Directions: Identify all lines in the data containing the string "JSON". Copy them out.

Records for this task:
%%
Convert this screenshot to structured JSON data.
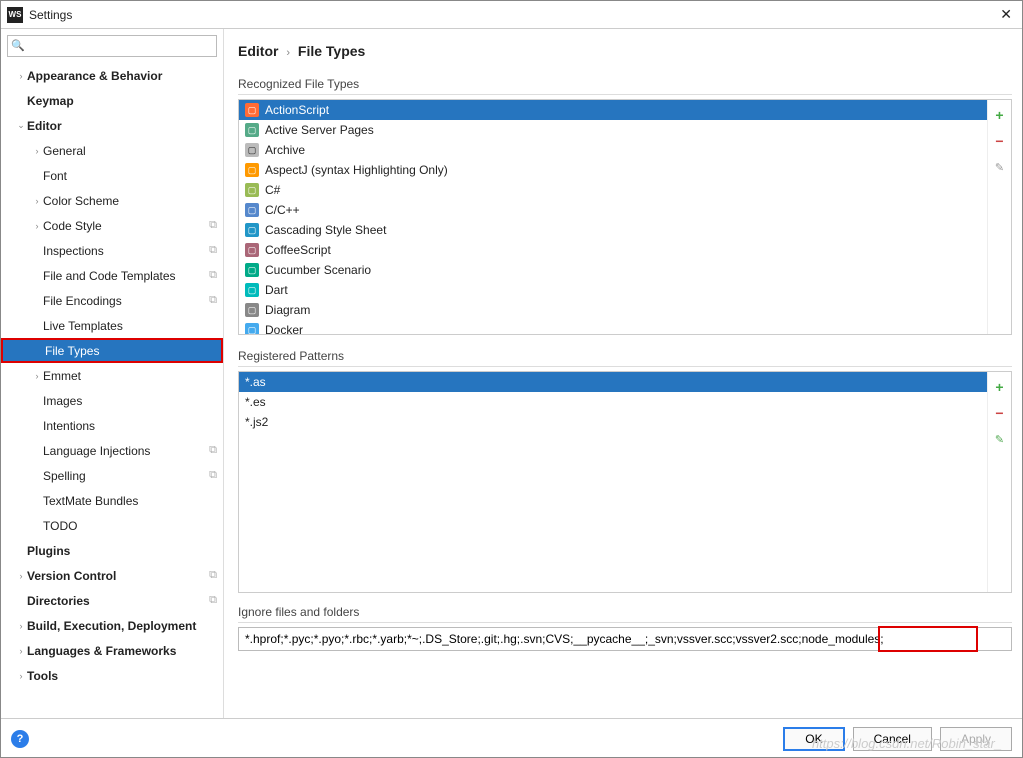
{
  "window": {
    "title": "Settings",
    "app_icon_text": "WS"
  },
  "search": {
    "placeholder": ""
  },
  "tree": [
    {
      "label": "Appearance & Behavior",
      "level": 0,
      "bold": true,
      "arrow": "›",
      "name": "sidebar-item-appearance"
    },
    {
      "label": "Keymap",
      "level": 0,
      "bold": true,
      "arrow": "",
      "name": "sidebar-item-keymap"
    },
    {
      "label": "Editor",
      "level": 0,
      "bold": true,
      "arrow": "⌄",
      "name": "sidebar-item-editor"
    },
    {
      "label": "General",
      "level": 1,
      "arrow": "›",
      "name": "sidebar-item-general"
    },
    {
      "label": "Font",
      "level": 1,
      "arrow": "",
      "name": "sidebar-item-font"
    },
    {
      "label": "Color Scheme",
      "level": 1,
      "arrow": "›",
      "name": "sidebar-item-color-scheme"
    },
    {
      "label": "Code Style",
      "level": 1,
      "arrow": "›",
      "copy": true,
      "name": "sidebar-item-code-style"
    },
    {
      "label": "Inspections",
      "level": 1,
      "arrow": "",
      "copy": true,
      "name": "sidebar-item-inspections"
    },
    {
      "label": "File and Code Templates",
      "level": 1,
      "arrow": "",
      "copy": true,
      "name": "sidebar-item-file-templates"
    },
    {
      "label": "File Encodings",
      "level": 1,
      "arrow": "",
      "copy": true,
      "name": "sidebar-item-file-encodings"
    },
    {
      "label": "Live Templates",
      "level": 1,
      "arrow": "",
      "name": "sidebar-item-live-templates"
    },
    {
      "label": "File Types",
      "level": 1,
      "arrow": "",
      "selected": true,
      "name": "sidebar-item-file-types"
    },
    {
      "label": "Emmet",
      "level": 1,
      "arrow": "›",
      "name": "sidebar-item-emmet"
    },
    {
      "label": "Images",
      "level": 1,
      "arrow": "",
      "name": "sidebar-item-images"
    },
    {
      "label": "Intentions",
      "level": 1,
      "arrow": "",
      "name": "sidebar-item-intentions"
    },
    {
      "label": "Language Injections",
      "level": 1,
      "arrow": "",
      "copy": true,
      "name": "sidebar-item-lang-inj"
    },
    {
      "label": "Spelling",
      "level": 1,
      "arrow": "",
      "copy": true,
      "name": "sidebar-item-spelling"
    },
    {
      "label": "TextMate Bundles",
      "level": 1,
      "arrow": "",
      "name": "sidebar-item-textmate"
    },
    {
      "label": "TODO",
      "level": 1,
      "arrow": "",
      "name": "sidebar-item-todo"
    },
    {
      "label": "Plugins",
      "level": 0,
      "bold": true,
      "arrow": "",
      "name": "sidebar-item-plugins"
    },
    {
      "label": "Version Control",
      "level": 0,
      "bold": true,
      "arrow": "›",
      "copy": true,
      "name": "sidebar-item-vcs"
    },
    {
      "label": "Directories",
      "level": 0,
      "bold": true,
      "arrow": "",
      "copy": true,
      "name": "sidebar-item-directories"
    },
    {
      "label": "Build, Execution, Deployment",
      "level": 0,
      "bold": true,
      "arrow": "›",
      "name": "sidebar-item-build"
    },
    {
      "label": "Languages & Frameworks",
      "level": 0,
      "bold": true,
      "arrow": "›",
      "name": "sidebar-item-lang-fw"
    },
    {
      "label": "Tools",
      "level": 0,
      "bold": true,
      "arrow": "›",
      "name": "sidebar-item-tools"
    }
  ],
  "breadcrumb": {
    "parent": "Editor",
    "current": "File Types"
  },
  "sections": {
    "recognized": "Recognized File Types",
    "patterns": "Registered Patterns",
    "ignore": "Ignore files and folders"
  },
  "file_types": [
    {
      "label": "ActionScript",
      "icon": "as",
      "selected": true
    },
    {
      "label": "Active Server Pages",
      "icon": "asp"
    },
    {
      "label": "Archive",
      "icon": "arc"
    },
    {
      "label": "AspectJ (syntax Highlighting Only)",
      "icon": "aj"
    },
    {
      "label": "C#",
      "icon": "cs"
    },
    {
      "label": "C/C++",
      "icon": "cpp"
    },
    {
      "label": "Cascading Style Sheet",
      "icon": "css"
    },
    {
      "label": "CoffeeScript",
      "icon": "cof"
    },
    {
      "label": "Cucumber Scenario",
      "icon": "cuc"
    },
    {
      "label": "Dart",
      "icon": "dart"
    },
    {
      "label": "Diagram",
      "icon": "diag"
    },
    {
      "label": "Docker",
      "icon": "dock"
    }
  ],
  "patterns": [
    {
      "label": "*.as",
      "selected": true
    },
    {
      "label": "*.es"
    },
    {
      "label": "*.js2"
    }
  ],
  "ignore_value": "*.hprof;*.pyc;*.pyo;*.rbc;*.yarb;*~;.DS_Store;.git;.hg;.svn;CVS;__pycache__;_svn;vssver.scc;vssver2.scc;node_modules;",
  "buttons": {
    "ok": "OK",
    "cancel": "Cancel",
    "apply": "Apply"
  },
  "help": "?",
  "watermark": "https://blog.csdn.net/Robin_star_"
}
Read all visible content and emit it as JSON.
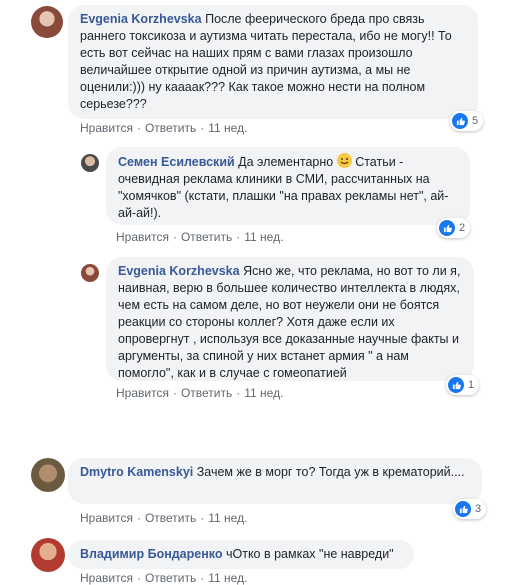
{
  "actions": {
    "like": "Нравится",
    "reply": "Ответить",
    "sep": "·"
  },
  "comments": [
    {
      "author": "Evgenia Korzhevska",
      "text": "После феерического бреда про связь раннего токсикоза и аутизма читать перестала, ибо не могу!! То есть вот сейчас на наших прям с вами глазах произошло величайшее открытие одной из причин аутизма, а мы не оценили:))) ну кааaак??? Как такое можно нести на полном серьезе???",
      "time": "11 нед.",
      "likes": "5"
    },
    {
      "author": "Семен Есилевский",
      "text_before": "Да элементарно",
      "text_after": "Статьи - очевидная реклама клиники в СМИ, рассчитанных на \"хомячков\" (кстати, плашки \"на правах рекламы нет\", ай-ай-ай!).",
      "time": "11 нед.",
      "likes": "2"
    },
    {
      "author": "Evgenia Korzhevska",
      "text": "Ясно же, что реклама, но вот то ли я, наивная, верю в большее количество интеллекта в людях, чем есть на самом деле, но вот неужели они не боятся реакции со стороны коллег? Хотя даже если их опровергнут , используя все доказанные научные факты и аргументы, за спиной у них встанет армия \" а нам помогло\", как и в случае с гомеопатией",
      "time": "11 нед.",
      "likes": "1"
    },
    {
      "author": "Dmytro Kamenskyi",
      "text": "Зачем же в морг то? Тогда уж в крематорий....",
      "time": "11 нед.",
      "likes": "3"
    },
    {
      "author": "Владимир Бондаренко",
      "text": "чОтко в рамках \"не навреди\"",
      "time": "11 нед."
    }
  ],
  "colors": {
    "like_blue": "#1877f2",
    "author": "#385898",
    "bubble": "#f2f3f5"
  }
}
%%
Exercise answer:
Convert this screenshot to structured JSON data.
Read all visible content and emit it as JSON.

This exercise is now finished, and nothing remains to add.